* The records

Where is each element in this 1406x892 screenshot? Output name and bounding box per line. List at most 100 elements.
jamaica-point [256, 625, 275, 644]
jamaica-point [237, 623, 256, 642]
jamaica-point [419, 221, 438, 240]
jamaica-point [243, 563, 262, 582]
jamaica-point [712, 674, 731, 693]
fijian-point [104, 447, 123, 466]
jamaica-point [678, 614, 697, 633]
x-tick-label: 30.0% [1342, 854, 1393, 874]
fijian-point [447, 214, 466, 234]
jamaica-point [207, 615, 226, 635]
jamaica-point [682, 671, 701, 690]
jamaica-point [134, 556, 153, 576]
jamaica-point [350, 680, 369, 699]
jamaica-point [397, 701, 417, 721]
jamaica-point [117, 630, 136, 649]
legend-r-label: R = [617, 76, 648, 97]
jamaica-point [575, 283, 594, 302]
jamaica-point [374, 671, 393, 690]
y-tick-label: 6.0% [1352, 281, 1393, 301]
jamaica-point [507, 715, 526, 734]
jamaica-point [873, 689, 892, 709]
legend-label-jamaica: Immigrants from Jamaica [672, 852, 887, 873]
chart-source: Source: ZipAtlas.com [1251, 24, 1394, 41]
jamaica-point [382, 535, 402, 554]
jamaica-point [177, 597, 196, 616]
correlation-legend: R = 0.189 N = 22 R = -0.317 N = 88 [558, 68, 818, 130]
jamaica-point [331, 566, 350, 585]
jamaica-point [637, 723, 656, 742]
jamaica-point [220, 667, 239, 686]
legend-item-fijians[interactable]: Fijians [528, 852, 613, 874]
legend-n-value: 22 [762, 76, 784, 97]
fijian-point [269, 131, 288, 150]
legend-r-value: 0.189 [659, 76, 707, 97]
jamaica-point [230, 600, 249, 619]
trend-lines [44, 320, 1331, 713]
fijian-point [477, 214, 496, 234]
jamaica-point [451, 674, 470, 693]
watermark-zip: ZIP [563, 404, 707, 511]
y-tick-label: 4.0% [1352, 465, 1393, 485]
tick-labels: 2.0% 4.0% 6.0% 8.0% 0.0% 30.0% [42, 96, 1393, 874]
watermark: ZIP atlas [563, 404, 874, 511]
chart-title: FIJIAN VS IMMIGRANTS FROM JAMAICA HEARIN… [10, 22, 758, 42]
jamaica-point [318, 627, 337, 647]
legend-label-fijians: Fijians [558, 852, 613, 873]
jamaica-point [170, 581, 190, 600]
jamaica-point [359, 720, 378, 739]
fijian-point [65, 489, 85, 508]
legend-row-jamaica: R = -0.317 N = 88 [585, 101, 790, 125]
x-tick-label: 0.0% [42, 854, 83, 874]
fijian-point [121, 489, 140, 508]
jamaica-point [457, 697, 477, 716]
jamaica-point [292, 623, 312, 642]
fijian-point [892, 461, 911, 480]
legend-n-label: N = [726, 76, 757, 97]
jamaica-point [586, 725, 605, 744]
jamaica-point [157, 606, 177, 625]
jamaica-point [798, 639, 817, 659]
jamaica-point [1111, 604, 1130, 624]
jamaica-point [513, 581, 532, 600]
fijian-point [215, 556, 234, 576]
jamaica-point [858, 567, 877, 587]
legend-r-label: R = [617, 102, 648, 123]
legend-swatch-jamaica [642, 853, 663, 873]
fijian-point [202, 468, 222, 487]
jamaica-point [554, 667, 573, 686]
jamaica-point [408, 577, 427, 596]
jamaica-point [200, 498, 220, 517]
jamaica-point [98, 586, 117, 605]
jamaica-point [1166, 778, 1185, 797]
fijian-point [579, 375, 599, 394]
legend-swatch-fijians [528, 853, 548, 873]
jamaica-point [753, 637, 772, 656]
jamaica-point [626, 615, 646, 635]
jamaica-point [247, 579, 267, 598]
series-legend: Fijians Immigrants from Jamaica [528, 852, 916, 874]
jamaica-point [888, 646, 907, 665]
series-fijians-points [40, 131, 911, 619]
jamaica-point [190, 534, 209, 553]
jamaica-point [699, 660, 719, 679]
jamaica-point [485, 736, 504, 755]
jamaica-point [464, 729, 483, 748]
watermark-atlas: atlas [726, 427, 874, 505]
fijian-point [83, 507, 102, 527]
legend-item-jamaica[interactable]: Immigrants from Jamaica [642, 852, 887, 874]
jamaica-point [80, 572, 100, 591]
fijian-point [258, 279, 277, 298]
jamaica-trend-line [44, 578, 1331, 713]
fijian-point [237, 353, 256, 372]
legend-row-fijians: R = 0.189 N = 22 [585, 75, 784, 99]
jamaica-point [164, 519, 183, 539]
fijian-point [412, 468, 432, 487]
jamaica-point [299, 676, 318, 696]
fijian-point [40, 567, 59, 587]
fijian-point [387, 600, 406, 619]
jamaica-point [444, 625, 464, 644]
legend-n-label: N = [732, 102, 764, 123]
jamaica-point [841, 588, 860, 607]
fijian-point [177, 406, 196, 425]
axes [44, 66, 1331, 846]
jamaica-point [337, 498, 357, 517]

* Directions
Copy out every line above, character for character.

* Result
Where is each element in this 1406x892 screenshot? Output name and bounding box per line. List at most 100 elements.
jamaica-point [256, 625, 275, 644]
jamaica-point [237, 623, 256, 642]
jamaica-point [419, 221, 438, 240]
jamaica-point [243, 563, 262, 582]
jamaica-point [712, 674, 731, 693]
fijian-point [104, 447, 123, 466]
jamaica-point [678, 614, 697, 633]
x-tick-label: 30.0% [1342, 854, 1393, 874]
fijian-point [447, 214, 466, 234]
jamaica-point [207, 615, 226, 635]
jamaica-point [682, 671, 701, 690]
jamaica-point [134, 556, 153, 576]
jamaica-point [350, 680, 369, 699]
jamaica-point [397, 701, 417, 721]
jamaica-point [117, 630, 136, 649]
legend-r-label: R = [617, 76, 648, 97]
jamaica-point [575, 283, 594, 302]
jamaica-point [374, 671, 393, 690]
y-tick-label: 6.0% [1352, 281, 1393, 301]
jamaica-point [507, 715, 526, 734]
jamaica-point [873, 689, 892, 709]
legend-label-jamaica: Immigrants from Jamaica [672, 852, 887, 873]
chart-source: Source: ZipAtlas.com [1251, 24, 1394, 41]
jamaica-point [382, 535, 402, 554]
jamaica-point [177, 597, 196, 616]
correlation-legend: R = 0.189 N = 22 R = -0.317 N = 88 [558, 68, 818, 130]
jamaica-point [331, 566, 350, 585]
jamaica-point [637, 723, 656, 742]
jamaica-point [220, 667, 239, 686]
legend-item-fijians[interactable]: Fijians [528, 852, 613, 874]
legend-n-value: 22 [762, 76, 784, 97]
fijian-point [269, 131, 288, 150]
legend-r-value: 0.189 [659, 76, 707, 97]
jamaica-point [230, 600, 249, 619]
trend-lines [44, 320, 1331, 713]
fijian-point [477, 214, 496, 234]
jamaica-point [451, 674, 470, 693]
watermark-zip: ZIP [563, 404, 707, 511]
y-tick-label: 4.0% [1352, 465, 1393, 485]
tick-labels: 2.0% 4.0% 6.0% 8.0% 0.0% 30.0% [42, 96, 1393, 874]
watermark: ZIP atlas [563, 404, 874, 511]
chart-title: FIJIAN VS IMMIGRANTS FROM JAMAICA HEARIN… [10, 22, 758, 42]
jamaica-point [318, 627, 337, 647]
legend-label-fijians: Fijians [558, 852, 613, 873]
jamaica-point [170, 581, 190, 600]
jamaica-point [359, 720, 378, 739]
fijian-point [65, 489, 85, 508]
legend-row-jamaica: R = -0.317 N = 88 [585, 101, 790, 125]
x-tick-label: 0.0% [42, 854, 83, 874]
fijian-point [121, 489, 140, 508]
jamaica-point [457, 697, 477, 716]
jamaica-point [292, 623, 312, 642]
fijian-point [892, 461, 911, 480]
legend-n-label: N = [726, 76, 757, 97]
jamaica-point [586, 725, 605, 744]
jamaica-point [157, 606, 177, 625]
jamaica-point [798, 639, 817, 659]
jamaica-point [1111, 604, 1130, 624]
jamaica-point [513, 581, 532, 600]
fijian-point [215, 556, 234, 576]
jamaica-point [858, 567, 877, 587]
legend-r-label: R = [617, 102, 648, 123]
legend-swatch-jamaica [642, 853, 663, 873]
fijian-point [202, 468, 222, 487]
jamaica-point [554, 667, 573, 686]
jamaica-point [408, 577, 427, 596]
jamaica-point [200, 498, 220, 517]
jamaica-point [98, 586, 117, 605]
jamaica-point [1166, 778, 1185, 797]
fijian-point [579, 375, 599, 394]
legend-swatch-fijians [528, 853, 548, 873]
jamaica-point [753, 637, 772, 656]
jamaica-point [626, 615, 646, 635]
jamaica-point [247, 579, 267, 598]
series-legend: Fijians Immigrants from Jamaica [528, 852, 916, 874]
jamaica-point [888, 646, 907, 665]
series-fijians-points [40, 131, 911, 619]
jamaica-point [190, 534, 209, 553]
jamaica-point [699, 660, 719, 679]
jamaica-point [485, 736, 504, 755]
jamaica-point [464, 729, 483, 748]
watermark-atlas: atlas [726, 427, 874, 505]
fijian-point [83, 507, 102, 527]
legend-item-jamaica[interactable]: Immigrants from Jamaica [642, 852, 887, 874]
jamaica-point [80, 572, 100, 591]
fijian-point [258, 279, 277, 298]
jamaica-trend-line [44, 578, 1331, 713]
fijian-point [237, 353, 256, 372]
legend-row-fijians: R = 0.189 N = 22 [585, 75, 784, 99]
jamaica-point [164, 519, 183, 539]
fijian-point [412, 468, 432, 487]
jamaica-point [299, 676, 318, 696]
fijian-point [40, 567, 59, 587]
fijian-point [387, 600, 406, 619]
jamaica-point [444, 625, 464, 644]
legend-n-label: N = [732, 102, 764, 123]
jamaica-point [841, 588, 860, 607]
fijian-point [177, 406, 196, 425]
axes [44, 66, 1331, 846]
jamaica-point [337, 498, 357, 517]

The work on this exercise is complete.